**Requirements:**
How many lines in the records below hold the string "color"? Answer with the number alone.

**Data entries:**

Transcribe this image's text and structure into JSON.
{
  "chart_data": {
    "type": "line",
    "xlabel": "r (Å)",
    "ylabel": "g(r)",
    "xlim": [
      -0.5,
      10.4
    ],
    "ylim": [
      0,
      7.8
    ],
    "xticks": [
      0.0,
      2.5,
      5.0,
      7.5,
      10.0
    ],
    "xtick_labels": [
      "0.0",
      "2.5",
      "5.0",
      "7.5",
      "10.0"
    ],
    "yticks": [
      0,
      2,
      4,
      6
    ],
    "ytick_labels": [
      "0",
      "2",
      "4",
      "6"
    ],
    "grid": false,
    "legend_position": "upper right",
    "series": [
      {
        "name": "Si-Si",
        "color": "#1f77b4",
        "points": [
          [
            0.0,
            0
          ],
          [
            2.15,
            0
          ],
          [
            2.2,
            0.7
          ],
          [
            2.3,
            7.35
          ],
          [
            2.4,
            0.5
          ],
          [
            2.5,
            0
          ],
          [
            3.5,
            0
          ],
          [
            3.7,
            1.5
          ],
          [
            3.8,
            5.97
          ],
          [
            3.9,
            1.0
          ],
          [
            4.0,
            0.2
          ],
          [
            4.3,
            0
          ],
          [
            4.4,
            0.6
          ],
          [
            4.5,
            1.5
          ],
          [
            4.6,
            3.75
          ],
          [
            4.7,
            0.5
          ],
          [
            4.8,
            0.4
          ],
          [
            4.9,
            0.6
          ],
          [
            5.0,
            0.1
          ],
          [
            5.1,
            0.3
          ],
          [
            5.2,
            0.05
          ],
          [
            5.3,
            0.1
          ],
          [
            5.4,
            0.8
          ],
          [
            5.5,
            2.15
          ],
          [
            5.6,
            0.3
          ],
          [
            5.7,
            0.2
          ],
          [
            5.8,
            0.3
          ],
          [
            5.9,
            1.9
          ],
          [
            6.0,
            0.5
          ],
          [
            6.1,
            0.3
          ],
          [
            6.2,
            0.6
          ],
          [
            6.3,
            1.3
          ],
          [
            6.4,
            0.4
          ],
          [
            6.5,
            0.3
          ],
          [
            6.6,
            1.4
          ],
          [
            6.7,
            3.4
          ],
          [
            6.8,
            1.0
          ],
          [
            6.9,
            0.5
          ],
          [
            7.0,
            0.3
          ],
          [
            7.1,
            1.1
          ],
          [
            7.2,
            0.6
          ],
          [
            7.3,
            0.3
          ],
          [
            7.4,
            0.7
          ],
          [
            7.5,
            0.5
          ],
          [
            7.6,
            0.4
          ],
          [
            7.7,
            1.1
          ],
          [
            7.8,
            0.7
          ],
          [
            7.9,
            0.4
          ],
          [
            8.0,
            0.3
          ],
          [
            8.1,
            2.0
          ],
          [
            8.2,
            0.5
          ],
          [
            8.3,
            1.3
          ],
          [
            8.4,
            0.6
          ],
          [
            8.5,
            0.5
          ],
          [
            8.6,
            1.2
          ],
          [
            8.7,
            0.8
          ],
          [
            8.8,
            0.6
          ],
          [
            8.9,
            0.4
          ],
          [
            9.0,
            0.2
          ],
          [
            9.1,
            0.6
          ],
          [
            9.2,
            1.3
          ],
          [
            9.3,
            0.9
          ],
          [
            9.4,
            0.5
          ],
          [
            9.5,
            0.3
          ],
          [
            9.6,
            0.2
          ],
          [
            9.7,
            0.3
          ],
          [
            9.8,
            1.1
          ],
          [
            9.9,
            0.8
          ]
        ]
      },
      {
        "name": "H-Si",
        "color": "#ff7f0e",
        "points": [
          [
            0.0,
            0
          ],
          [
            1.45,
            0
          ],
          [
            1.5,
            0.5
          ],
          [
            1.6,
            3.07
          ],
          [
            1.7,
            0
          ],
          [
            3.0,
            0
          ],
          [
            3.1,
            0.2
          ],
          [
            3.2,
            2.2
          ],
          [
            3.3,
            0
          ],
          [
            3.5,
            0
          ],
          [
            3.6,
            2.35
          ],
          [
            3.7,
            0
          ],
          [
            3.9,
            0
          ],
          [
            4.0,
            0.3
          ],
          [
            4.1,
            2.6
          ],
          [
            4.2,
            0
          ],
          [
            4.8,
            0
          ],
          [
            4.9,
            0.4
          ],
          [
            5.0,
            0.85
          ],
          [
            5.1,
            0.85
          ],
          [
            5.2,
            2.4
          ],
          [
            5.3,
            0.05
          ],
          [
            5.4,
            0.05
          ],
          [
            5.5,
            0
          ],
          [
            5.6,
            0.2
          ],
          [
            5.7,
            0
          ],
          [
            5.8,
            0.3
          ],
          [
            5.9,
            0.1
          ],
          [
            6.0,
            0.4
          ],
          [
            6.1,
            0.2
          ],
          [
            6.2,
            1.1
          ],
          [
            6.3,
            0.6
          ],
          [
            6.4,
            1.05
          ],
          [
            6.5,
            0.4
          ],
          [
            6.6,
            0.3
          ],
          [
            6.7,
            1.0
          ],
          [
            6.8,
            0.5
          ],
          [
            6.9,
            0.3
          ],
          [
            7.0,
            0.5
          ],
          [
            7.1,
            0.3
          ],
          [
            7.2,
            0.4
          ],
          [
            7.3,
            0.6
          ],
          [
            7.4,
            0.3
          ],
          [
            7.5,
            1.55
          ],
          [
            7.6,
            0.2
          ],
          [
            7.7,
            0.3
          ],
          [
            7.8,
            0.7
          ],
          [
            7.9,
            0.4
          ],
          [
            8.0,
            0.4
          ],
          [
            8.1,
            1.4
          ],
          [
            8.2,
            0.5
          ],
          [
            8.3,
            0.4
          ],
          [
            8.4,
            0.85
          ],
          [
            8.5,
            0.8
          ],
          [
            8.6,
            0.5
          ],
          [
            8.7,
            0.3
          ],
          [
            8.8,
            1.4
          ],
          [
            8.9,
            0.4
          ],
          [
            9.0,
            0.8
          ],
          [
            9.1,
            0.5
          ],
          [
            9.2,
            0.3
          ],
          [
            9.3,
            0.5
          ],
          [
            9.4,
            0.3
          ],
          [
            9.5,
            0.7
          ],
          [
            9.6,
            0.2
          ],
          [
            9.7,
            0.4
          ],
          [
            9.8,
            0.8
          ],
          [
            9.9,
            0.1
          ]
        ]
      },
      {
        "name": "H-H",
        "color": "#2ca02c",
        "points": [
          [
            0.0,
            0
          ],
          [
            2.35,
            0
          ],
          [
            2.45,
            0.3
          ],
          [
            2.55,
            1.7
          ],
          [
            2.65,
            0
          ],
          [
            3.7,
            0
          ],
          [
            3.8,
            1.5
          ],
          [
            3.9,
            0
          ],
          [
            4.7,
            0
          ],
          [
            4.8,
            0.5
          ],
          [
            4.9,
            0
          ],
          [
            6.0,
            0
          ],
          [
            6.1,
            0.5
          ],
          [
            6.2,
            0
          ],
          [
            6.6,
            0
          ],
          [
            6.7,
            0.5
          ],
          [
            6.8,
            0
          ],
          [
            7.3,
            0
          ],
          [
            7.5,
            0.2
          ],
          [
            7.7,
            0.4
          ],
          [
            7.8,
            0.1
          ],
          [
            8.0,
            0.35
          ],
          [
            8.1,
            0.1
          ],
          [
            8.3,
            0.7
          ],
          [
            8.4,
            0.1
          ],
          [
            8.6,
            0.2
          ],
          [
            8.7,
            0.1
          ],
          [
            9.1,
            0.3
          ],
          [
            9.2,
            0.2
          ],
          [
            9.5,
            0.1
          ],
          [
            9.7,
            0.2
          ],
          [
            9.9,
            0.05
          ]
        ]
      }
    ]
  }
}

**Answer for this exercise:**
3